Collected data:

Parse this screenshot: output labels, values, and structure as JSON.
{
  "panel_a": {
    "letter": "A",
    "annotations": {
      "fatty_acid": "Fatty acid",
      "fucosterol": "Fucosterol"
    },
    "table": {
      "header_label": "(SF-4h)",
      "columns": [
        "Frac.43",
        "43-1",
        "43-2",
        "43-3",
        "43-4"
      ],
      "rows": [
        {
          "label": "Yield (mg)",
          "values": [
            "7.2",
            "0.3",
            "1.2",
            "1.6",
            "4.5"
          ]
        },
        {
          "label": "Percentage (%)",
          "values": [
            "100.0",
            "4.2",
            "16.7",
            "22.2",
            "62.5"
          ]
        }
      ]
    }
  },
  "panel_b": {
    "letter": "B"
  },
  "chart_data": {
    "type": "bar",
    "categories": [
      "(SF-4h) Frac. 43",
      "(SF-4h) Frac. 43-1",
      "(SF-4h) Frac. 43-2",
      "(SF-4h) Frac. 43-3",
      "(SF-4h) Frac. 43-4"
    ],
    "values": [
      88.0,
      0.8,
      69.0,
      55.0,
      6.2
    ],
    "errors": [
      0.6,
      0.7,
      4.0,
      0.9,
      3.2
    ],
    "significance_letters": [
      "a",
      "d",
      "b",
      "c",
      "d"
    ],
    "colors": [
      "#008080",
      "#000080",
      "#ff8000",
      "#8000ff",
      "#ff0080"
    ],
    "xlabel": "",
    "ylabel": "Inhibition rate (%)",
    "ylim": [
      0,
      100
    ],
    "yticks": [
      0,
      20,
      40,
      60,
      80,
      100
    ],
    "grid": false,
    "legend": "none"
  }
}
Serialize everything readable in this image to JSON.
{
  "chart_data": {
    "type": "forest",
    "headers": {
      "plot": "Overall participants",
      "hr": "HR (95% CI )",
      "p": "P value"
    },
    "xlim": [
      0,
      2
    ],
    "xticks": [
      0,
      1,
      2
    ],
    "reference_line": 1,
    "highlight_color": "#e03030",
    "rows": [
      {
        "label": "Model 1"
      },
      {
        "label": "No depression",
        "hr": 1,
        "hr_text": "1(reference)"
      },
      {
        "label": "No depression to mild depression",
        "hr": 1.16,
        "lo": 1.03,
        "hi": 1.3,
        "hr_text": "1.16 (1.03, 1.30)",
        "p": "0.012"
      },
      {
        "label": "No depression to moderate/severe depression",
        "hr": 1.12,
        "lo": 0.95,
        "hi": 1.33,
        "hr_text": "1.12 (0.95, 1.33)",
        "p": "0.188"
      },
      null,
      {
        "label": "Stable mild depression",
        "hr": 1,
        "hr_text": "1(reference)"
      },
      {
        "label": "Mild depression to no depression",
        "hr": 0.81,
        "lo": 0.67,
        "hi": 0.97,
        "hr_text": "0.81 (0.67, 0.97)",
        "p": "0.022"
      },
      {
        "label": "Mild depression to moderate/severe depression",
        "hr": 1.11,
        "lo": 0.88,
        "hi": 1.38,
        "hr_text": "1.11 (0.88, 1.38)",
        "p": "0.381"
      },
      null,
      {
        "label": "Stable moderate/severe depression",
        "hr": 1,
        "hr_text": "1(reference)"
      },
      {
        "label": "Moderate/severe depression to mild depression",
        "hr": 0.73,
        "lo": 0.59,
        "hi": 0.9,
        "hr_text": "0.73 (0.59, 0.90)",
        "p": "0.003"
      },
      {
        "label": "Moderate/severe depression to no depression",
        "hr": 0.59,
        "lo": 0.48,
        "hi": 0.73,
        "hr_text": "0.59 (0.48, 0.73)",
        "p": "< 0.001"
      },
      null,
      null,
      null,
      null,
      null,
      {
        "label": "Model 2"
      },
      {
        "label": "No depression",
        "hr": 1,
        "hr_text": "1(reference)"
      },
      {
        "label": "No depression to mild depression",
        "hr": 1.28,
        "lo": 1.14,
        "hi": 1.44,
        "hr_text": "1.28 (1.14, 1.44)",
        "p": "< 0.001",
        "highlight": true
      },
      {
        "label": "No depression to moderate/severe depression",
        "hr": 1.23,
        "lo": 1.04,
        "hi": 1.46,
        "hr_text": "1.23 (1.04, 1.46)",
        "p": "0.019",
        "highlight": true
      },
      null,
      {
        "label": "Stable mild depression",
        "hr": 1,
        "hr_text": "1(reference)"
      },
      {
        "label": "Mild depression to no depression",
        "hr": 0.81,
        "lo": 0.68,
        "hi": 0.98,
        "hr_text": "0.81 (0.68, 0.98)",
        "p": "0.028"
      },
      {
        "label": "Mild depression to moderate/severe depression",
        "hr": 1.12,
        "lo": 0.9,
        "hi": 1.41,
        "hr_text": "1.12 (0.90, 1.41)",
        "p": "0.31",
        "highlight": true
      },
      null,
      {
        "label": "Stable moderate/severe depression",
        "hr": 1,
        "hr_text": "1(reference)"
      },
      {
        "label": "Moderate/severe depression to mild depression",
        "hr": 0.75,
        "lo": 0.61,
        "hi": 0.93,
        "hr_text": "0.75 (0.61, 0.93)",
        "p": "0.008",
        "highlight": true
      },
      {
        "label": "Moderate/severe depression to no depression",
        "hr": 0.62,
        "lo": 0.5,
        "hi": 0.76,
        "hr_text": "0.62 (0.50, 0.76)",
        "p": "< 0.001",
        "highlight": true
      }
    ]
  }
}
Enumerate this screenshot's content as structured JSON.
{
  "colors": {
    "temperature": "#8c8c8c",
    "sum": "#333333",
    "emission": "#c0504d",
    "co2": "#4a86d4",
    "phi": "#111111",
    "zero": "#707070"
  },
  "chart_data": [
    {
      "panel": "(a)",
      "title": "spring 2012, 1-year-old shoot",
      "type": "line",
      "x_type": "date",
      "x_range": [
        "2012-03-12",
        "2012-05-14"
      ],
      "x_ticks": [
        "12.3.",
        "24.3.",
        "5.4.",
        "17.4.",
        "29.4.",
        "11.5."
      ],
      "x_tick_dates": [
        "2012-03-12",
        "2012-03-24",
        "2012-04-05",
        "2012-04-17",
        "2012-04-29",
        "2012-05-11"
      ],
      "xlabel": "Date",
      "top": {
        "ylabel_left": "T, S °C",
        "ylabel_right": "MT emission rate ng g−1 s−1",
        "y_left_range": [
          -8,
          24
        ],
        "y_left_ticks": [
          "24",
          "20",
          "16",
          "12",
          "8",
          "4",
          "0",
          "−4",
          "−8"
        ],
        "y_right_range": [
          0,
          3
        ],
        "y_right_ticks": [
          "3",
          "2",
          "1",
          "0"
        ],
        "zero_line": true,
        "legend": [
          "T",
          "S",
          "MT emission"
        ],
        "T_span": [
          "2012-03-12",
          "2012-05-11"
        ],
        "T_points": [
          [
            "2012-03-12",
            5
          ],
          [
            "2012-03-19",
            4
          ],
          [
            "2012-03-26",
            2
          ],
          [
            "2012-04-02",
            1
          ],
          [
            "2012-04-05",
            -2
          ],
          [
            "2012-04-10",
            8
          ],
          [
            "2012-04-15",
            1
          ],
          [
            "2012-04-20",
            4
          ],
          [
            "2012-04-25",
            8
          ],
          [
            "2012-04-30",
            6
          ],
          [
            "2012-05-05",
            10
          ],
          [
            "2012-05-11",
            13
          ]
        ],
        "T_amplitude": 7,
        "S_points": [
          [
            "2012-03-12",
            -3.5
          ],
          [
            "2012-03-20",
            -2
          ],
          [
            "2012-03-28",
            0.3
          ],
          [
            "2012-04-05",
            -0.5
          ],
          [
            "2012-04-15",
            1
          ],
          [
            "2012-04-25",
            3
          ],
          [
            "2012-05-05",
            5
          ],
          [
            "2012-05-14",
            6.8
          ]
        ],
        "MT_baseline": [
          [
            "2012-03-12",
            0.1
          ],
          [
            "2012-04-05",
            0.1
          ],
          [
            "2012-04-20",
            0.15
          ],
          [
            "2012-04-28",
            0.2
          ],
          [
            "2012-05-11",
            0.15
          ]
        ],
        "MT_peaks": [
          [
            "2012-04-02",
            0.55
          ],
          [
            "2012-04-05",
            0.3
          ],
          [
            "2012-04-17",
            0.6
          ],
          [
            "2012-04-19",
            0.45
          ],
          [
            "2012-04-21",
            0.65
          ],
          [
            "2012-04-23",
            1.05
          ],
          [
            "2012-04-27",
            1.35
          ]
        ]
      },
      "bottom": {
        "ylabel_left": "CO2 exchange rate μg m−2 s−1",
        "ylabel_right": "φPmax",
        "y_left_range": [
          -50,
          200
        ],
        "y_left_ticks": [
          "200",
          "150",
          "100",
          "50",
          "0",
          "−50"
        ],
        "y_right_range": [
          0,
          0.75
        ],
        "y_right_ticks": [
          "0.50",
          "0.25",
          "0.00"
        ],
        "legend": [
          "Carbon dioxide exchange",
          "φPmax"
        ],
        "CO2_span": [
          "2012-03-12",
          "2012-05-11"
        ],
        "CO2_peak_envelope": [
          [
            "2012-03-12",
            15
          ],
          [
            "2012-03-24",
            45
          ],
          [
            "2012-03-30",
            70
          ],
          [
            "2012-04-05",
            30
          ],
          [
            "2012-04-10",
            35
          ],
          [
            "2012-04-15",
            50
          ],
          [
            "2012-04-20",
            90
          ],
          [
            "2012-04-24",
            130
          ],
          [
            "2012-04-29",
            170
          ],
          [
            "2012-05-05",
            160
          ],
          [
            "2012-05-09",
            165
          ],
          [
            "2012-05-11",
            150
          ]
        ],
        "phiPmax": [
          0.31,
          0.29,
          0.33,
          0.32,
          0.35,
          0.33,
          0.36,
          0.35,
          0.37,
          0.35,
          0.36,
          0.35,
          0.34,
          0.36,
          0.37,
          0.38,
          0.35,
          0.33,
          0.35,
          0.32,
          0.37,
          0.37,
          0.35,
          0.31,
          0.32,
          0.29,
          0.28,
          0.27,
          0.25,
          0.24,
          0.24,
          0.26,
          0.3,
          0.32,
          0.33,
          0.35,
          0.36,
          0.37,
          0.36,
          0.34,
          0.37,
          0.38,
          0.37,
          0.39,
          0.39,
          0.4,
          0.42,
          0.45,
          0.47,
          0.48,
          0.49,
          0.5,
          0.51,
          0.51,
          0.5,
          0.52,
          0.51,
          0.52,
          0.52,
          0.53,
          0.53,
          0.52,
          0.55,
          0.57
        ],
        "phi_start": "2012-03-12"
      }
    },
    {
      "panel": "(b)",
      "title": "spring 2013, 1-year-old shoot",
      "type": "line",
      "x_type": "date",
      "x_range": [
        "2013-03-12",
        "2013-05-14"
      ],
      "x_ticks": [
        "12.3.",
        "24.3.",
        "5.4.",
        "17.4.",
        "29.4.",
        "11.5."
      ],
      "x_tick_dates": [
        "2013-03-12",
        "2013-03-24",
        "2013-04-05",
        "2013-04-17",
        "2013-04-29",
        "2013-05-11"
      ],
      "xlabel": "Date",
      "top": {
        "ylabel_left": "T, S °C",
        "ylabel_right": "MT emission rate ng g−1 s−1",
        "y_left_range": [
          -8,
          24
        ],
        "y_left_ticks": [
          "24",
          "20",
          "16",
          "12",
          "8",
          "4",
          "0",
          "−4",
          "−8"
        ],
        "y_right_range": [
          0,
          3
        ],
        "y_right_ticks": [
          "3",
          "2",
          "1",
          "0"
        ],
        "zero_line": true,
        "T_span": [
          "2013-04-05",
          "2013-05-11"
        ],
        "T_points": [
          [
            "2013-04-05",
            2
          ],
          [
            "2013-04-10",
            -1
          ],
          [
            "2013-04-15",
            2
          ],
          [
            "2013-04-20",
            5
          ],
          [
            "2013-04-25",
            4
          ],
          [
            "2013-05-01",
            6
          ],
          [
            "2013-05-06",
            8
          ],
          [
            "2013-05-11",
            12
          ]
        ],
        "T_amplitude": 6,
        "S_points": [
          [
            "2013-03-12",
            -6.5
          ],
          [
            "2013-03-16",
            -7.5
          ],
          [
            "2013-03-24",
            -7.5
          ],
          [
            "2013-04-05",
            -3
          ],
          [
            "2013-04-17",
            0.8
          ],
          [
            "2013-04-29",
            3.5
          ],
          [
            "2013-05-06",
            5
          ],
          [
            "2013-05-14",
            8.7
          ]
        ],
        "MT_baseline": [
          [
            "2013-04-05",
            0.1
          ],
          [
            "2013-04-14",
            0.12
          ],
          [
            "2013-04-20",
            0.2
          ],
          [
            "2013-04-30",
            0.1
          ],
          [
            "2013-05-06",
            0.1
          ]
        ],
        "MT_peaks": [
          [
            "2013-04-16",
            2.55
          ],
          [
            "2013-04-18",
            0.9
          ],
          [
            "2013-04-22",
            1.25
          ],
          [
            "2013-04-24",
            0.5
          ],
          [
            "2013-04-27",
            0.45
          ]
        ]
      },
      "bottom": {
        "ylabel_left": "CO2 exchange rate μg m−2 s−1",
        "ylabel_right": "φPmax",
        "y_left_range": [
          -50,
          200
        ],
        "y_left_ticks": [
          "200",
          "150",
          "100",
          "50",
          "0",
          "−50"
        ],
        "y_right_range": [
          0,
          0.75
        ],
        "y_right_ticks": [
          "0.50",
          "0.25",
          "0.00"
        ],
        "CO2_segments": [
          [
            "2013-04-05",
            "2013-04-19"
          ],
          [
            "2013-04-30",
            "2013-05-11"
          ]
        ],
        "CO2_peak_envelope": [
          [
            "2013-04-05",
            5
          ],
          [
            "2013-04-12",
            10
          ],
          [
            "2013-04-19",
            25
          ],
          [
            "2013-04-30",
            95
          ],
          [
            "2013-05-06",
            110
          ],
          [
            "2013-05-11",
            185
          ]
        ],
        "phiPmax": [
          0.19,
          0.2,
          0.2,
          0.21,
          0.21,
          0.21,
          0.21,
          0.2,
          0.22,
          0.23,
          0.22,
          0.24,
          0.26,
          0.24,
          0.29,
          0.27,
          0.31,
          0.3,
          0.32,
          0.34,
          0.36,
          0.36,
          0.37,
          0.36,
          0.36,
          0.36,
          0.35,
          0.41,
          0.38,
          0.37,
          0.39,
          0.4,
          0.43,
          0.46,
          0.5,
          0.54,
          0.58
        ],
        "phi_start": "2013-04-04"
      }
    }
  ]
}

▸ EXERCISE DESCRIPTION:
All lines that include "title" are to be gathered and copied.

▸ RESPONSE FOR THIS EXERCISE:
      "title": "spring 2012, 1-year-old shoot",
      "title": "spring 2013, 1-year-old shoot",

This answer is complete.